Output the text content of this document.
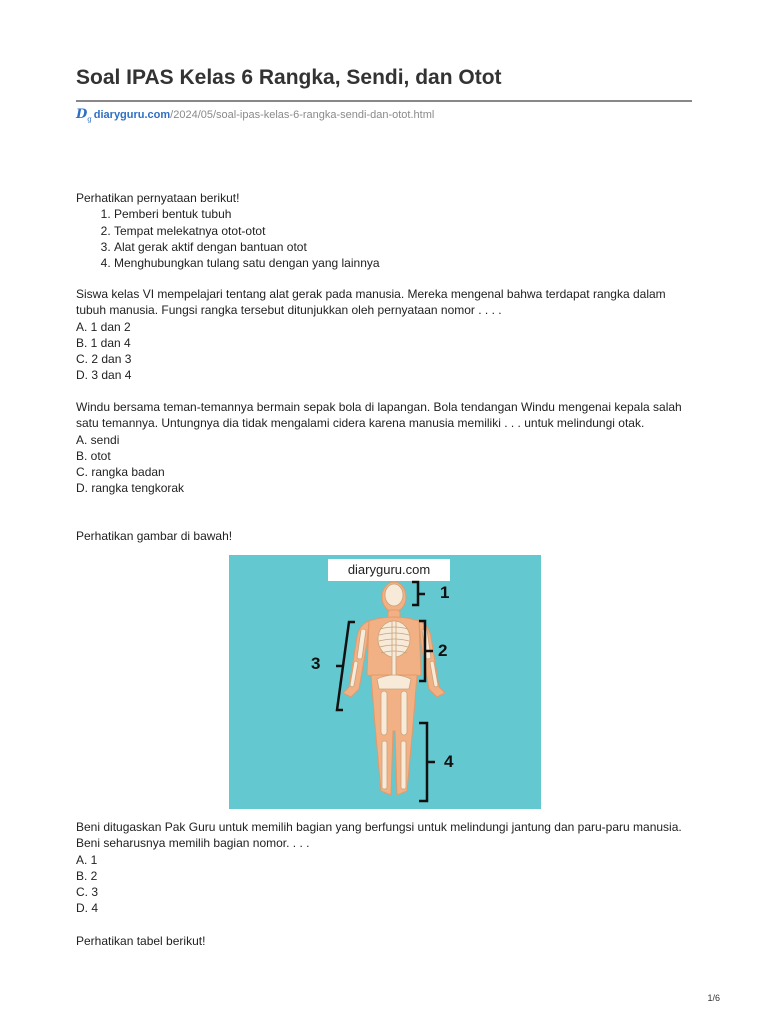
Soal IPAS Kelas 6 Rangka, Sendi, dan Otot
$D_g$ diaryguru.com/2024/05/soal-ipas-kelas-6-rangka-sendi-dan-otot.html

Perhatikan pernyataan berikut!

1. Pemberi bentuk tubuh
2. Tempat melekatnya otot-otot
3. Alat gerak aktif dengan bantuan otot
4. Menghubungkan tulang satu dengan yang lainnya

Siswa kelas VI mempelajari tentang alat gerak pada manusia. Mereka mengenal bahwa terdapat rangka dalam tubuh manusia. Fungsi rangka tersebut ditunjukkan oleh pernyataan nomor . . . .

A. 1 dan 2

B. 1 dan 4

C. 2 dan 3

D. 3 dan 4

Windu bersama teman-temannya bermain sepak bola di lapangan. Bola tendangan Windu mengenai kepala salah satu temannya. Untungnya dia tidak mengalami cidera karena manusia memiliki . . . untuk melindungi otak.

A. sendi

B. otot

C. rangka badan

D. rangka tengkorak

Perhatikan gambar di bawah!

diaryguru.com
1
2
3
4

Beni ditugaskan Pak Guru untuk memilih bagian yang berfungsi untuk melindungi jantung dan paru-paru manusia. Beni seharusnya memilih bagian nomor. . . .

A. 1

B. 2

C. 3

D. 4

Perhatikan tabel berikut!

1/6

-*-

**Set exercise:**
Give the count of lines in the listing that hold the word "berikut", with no other text.

**Exercise response:**
2